** start Input **
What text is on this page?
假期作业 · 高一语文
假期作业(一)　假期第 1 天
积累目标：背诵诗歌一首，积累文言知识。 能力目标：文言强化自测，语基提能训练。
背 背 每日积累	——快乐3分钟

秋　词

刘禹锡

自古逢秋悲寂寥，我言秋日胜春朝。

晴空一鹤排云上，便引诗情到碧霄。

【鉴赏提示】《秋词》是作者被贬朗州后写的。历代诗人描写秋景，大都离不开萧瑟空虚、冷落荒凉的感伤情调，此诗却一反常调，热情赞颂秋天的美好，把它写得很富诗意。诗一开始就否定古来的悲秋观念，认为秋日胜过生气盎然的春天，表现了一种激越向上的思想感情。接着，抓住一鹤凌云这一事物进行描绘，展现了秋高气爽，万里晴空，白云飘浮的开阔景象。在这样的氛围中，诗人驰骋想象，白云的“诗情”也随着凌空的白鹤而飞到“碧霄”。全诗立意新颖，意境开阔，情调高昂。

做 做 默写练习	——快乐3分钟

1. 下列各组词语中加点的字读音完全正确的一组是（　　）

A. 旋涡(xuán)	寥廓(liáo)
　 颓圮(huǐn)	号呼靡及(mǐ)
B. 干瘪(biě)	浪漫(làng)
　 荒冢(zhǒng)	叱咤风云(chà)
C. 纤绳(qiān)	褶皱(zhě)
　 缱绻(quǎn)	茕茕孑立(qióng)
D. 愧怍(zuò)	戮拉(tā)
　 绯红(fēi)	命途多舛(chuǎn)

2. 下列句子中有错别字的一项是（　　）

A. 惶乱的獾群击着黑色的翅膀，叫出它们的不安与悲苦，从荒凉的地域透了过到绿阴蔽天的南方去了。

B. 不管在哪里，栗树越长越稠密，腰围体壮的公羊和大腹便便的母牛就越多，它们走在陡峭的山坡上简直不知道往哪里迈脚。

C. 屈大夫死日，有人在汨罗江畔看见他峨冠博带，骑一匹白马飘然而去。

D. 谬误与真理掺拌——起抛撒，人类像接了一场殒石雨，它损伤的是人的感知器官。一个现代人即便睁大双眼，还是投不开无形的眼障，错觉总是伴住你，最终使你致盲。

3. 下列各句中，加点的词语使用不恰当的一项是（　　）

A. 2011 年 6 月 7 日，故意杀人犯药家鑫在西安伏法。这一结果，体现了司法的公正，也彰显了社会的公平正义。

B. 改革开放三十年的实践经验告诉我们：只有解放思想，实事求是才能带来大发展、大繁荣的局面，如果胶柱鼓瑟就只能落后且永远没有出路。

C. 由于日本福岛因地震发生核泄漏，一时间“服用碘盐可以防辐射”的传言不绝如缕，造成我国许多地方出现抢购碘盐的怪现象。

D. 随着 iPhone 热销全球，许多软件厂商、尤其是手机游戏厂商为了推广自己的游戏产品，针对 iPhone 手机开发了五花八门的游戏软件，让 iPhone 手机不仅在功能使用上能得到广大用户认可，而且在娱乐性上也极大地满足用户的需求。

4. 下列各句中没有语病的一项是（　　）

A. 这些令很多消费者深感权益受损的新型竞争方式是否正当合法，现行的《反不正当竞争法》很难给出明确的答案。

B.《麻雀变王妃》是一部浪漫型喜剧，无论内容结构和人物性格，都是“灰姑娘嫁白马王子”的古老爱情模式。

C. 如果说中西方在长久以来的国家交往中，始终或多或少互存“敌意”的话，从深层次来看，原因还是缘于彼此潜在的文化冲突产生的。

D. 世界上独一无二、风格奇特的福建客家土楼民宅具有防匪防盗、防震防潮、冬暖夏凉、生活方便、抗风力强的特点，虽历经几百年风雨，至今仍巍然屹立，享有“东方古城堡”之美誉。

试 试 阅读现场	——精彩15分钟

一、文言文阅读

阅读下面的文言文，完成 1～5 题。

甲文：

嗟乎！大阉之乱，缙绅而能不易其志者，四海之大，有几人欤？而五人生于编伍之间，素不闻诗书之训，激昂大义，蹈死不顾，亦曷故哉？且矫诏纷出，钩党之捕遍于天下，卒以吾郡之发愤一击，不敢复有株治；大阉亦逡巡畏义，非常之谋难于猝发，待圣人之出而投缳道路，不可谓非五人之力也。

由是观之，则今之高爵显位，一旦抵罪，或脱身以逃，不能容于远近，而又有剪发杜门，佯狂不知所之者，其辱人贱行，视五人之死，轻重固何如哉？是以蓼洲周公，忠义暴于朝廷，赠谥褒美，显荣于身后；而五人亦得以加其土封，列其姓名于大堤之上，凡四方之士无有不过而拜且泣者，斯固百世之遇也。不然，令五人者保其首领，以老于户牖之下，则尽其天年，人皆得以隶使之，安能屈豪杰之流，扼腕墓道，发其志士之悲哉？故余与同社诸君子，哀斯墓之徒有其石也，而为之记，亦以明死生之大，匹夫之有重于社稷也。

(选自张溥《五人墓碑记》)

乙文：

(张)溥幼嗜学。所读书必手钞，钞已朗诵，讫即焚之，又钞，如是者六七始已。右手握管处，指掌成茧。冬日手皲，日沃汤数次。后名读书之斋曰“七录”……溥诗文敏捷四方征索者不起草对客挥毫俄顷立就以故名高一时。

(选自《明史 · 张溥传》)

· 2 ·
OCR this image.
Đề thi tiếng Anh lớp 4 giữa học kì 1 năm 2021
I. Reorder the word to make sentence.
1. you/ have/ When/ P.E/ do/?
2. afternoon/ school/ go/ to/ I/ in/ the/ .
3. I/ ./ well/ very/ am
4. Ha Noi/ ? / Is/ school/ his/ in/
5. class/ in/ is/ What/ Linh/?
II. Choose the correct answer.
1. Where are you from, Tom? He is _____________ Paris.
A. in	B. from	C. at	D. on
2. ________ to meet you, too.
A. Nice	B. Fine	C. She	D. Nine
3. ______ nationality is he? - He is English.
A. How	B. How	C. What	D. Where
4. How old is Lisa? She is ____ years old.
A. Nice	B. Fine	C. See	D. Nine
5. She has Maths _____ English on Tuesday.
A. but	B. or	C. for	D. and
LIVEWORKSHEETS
** end Input **
Task brief —
Set down, exactly and in full, the lines from the one containing "OCR this image." through the end of the entries; no other line belongs.

Task solution —
OCR this image.
Đề thi tiếng Anh lớp 4 giữa học kì 1 năm 2021
I. Reorder the word to make sentence.
1. you/ have/ When/ P.E/ do/?
2. afternoon/ school/ go/ to/ I/ in/ the/ .
3. I/ ./ well/ very/ am
4. Ha Noi/ ? / Is/ school/ his/ in/
5. class/ in/ is/ What/ Linh/?
II. Choose the correct answer.
1. Where are you from, Tom? He is _____________ Paris.
A. in	B. from	C. at	D. on
2. ________ to meet you, too.
A. Nice	B. Fine	C. She	D. Nine
3. ______ nationality is he? - He is English.
A. How	B. How	C. What	D. Where
4. How old is Lisa? She is ____ years old.
A. Nice	B. Fine	C. See	D. Nine
5. She has Maths _____ English on Tuesday.
A. but	B. or	C. for	D. and
LIVEWORKSHEETS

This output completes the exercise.